### Excerpted data

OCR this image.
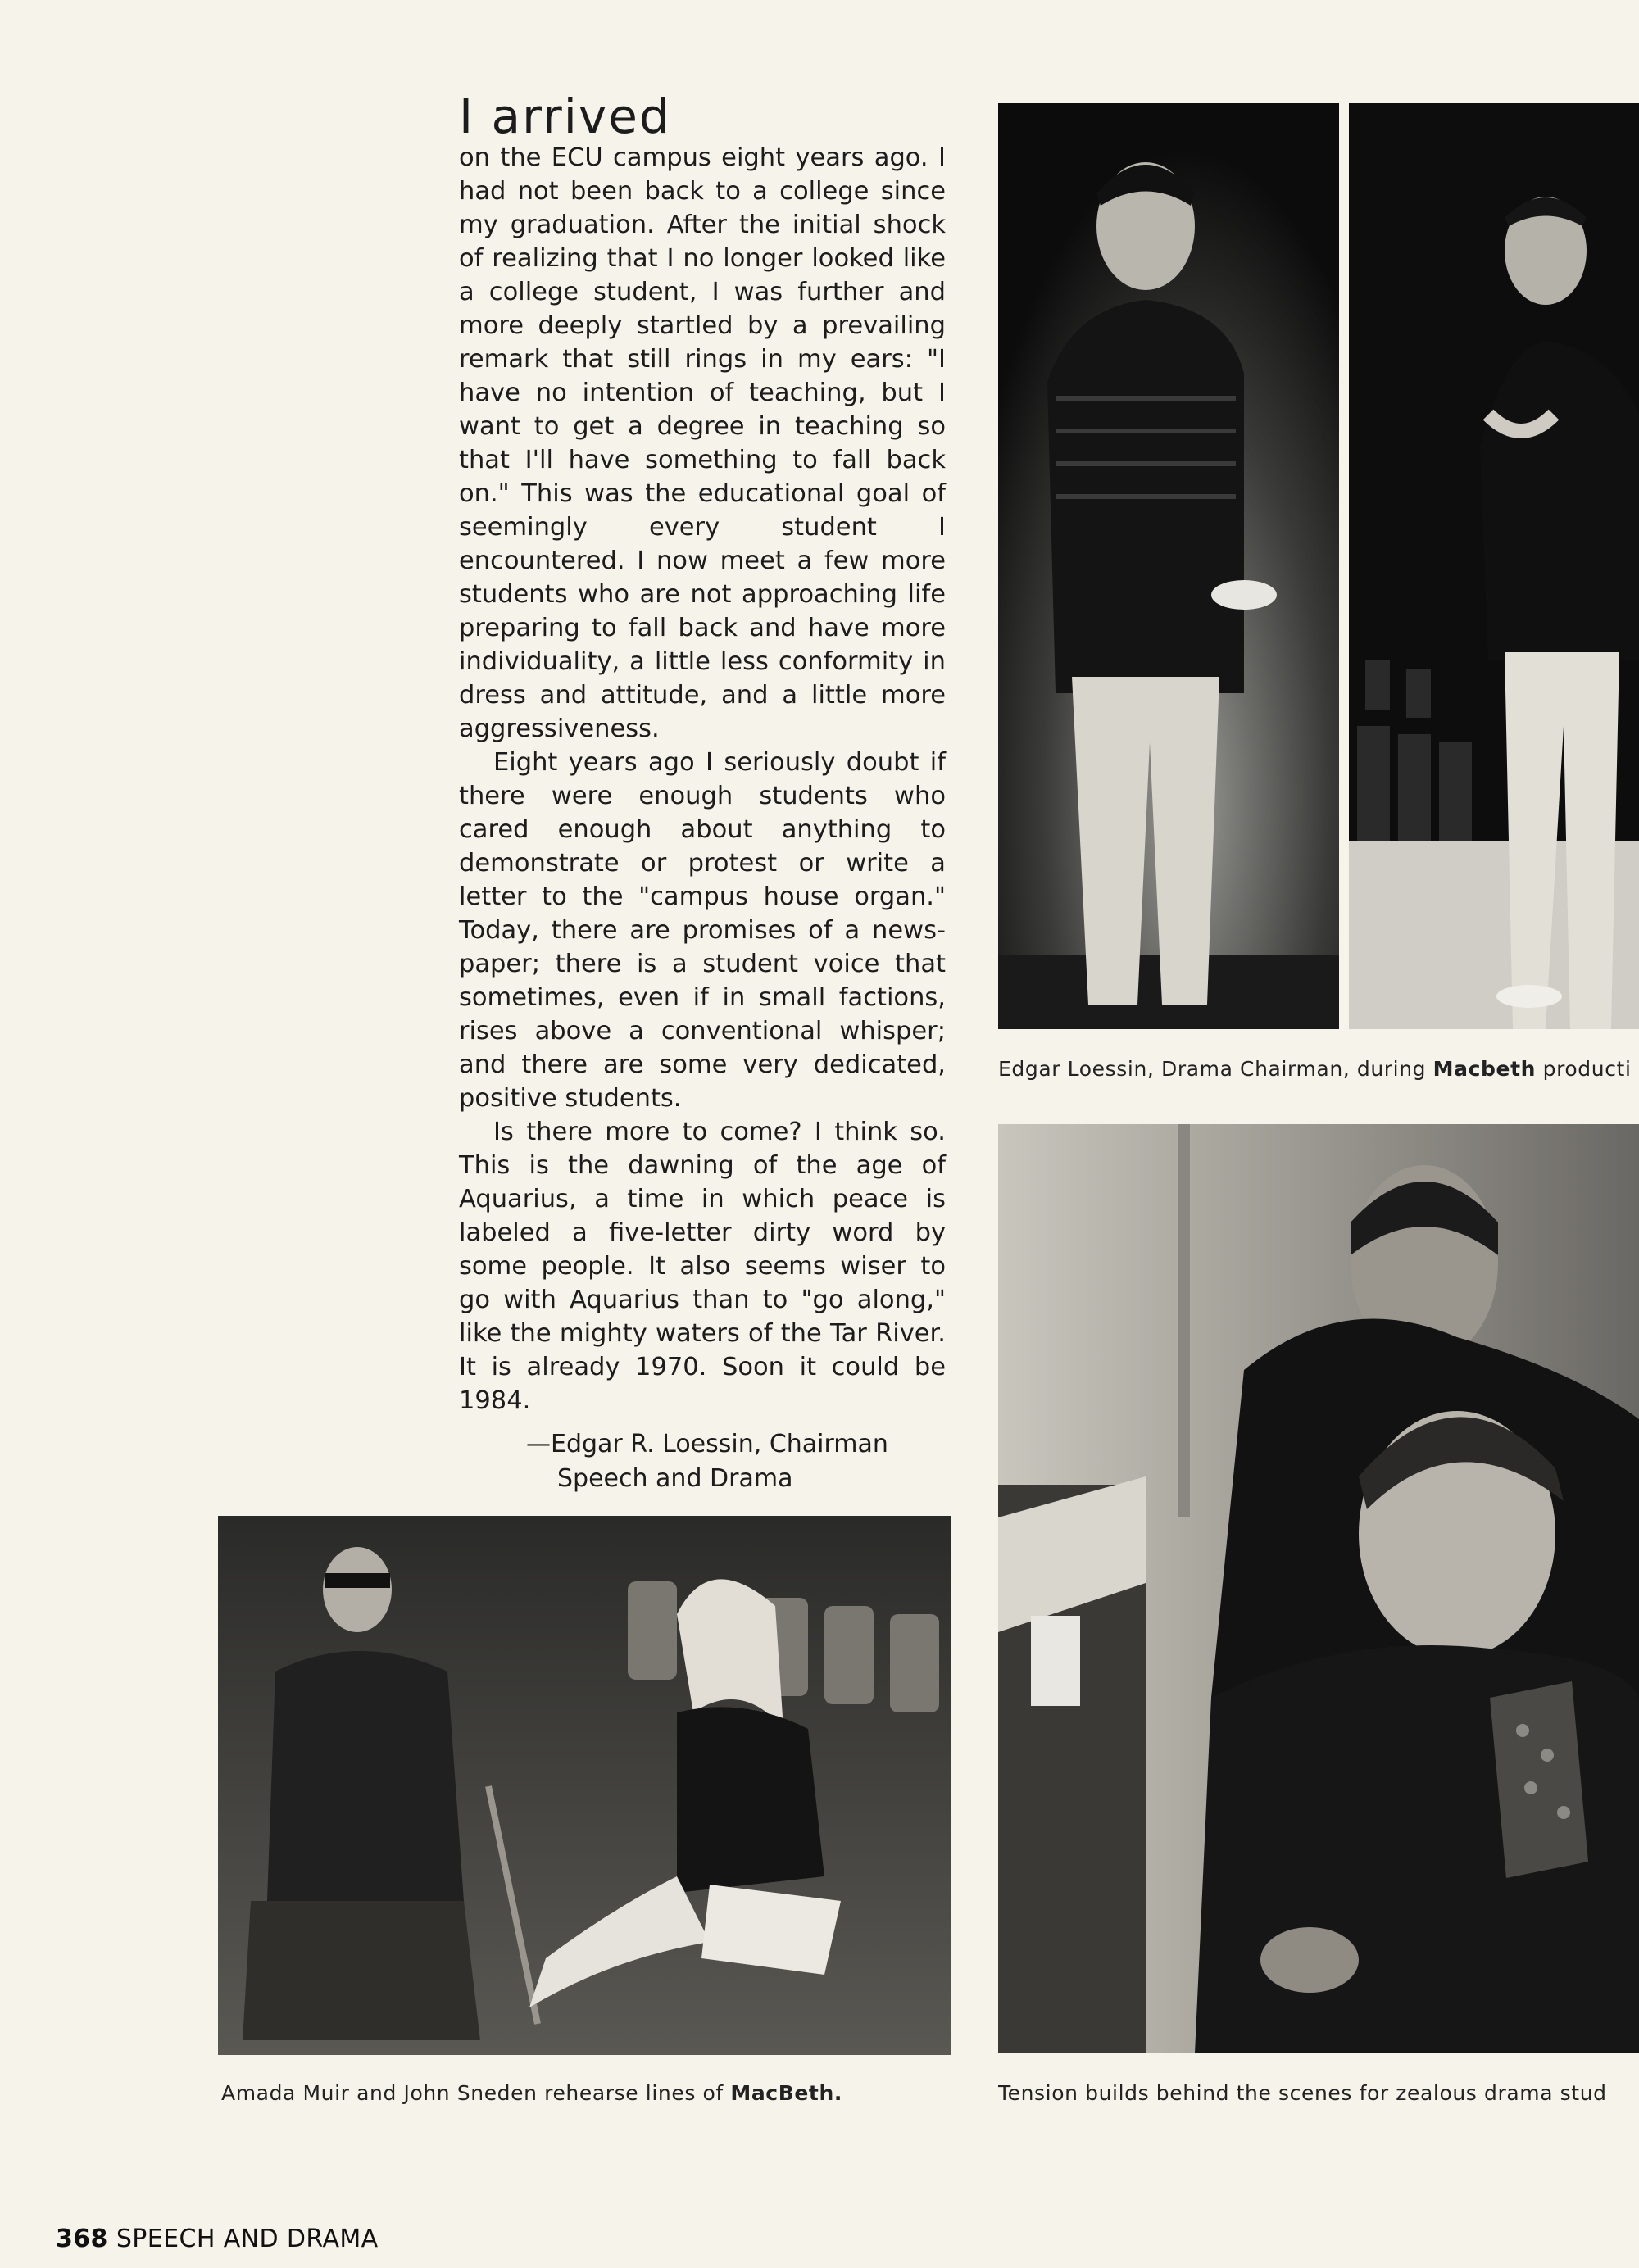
I arrived

on the ECU campus eight years ago. I had not been back to a college since my graduation. After the initial shock of realizing that I no longer looked like a college student, I was further and more deeply startled by a prevailing remark that still rings in my ears: "I have no intention of teaching, but I want to get a degree in teaching so that I'll have something to fall back on." This was the educational goal of seemingly every student I encountered. I now meet a few more students who are not approaching life preparing to fall back and have more individuality, a little less conformity in dress and attitude, and a little more aggressiveness.

Eight years ago I seriously doubt if there were enough students who cared enough about anything to demonstrate or protest or write a letter to the "campus house organ." Today, there are promises of a newspaper; there is a student voice that sometimes, even if in small factions, rises above a conventional whisper; and there are some very dedicated, positive students.

Is there more to come? I think so. This is the dawning of the age of Aquarius, a time in which peace is labeled a five-letter dirty word by some people. It also seems wiser to go with Aquarius than to "go along," like the mighty waters of the Tar River. It is already 1970. Soon it could be 1984.

—Edgar R. Loessin, Chairman
Speech and Drama
Edgar Loessin, Drama Chairman, during Macbeth producti
Tension builds behind the scenes for zealous drama stud
Amada Muir and John Sneden rehearse lines of MacBeth.
368 SPEECH AND DRAMA
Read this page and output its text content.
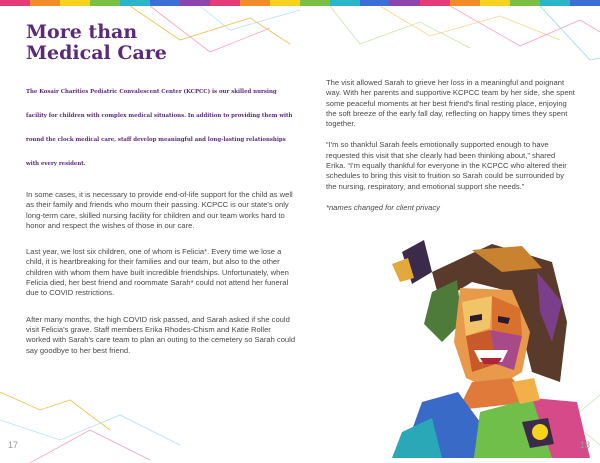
More than
Medical Care

The Kosair Charities Pediatric Convalescent Center (KCPCC) is our skilled nursing facility for children with complex medical situations. In addition to providing them with round the clock medical care, staff develop meaningful and long-lasting relationships with every resident.

In some cases, it is necessary to provide end-of-life support for the child as well as their family and friends who mourn their passing. KCPCC is our state's only long-term care, skilled nursing facility for children and our team works hard to honor and respect the wishes of those in our care.

Last year, we lost six children, one of whom is Felicia*. Every time we lose a child, it is heartbreaking for their families and our team, but also to the other children with whom them have built incredible friendships. Unfortunately, when Felicia died, her best friend and roommate Sarah* could not attend her funeral due to COVID restrictions.

After many months, the high COVID risk passed, and Sarah asked if she could visit Felicia's grave. Staff members Erika Rhodes-Chism and Katie Roller worked with Sarah's care team to plan an outing to the cemetery so Sarah could say goodbye to her best friend.

The visit allowed Sarah to grieve her loss in a meaningful and poignant way. With her parents and supportive KCPCC team by her side, she spent some peaceful moments at her best friend's final resting place, enjoying the soft breeze of the early fall day, reflecting on happy times they spent together.

“I'm so thankful Sarah feels emotionally supported enough to have requested this visit that she clearly had been thinking about,” shared Erika. “I'm equally thankful for everyone in the KCPCC who altered their schedules to bring this visit to fruition so Sarah could be surrounded by the nursing, respiratory, and emotional support she needs.”

*names changed for client privacy

17	18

### Exercise instructions
Return from the data every line that holds "Chairman".

### Correct answer
—Edgar R. Loessin, Chairman
Edgar Loessin, Drama Chairman, during Macbeth producti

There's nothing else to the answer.